Stored data
********

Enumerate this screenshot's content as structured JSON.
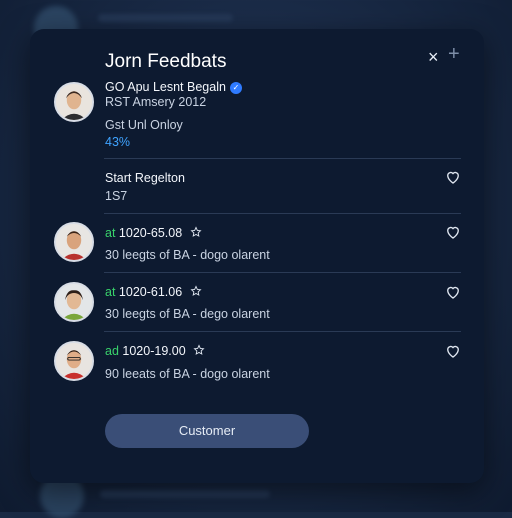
{
  "dialog": {
    "title": "Jorn Feedbats",
    "close_label": "×",
    "add_label": "+"
  },
  "profile": {
    "name": "GO Apu Lesnt Begaln",
    "date": "RST Amsery 2012",
    "status": "Gst Unl Onloy",
    "percent": "43%"
  },
  "section": {
    "title": "Start Regelton",
    "count": "1S7"
  },
  "reviews": [
    {
      "tag": "at",
      "time": "1020-65.08",
      "text": "30 leegts of BA - dogo olarent"
    },
    {
      "tag": "at",
      "time": "1020-61.06",
      "text": "30 leegts of BA - dego olarent"
    },
    {
      "tag": "ad",
      "time": "1020-19.00",
      "text": "90 leeats of BA - dogo olarent"
    }
  ],
  "footer": {
    "button_label": "Customer"
  },
  "colors": {
    "accent": "#3fa3ff",
    "green": "#39d26b",
    "button": "#3a4e77",
    "panel": "#0d1a30"
  }
}
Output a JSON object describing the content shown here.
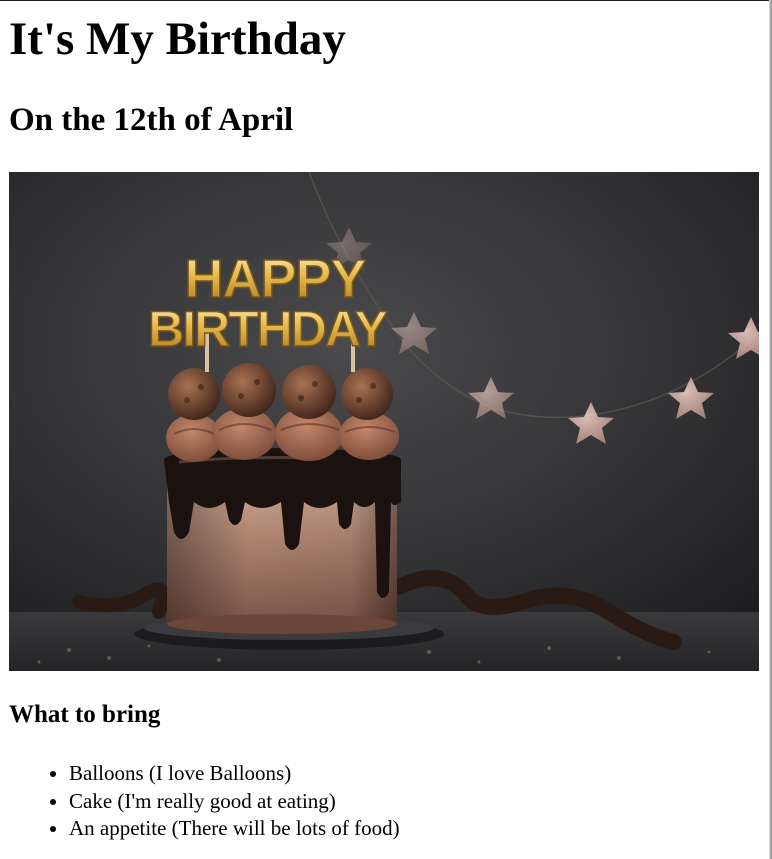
{
  "page": {
    "title": "It's My Birthday",
    "subtitle": "On the 12th of April"
  },
  "hero_image": {
    "topper_line_1": "HAPPY",
    "topper_line_2": "BIRTHDAY"
  },
  "bring_section": {
    "heading": "What to bring",
    "items": [
      "Balloons (I love Balloons)",
      "Cake (I'm really good at eating)",
      "An appetite (There will be lots of food)"
    ]
  },
  "colors": {
    "text": "#000000",
    "background": "#ffffff",
    "chocolate": "#6b4032",
    "gold_topper": "#e6b84a",
    "backdrop": "#2e2e2f"
  }
}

********

* _Task to carry out_: Using the listing above, gather each line that holds the string "text" and copy it.

* _Right answer_:
      "text": "30 leegts of BA - dogo olarent"
      "text": "30 leegts of BA - dego olarent"
      "text": "90 leeats of BA - dogo olarent"
    "text": "#000000",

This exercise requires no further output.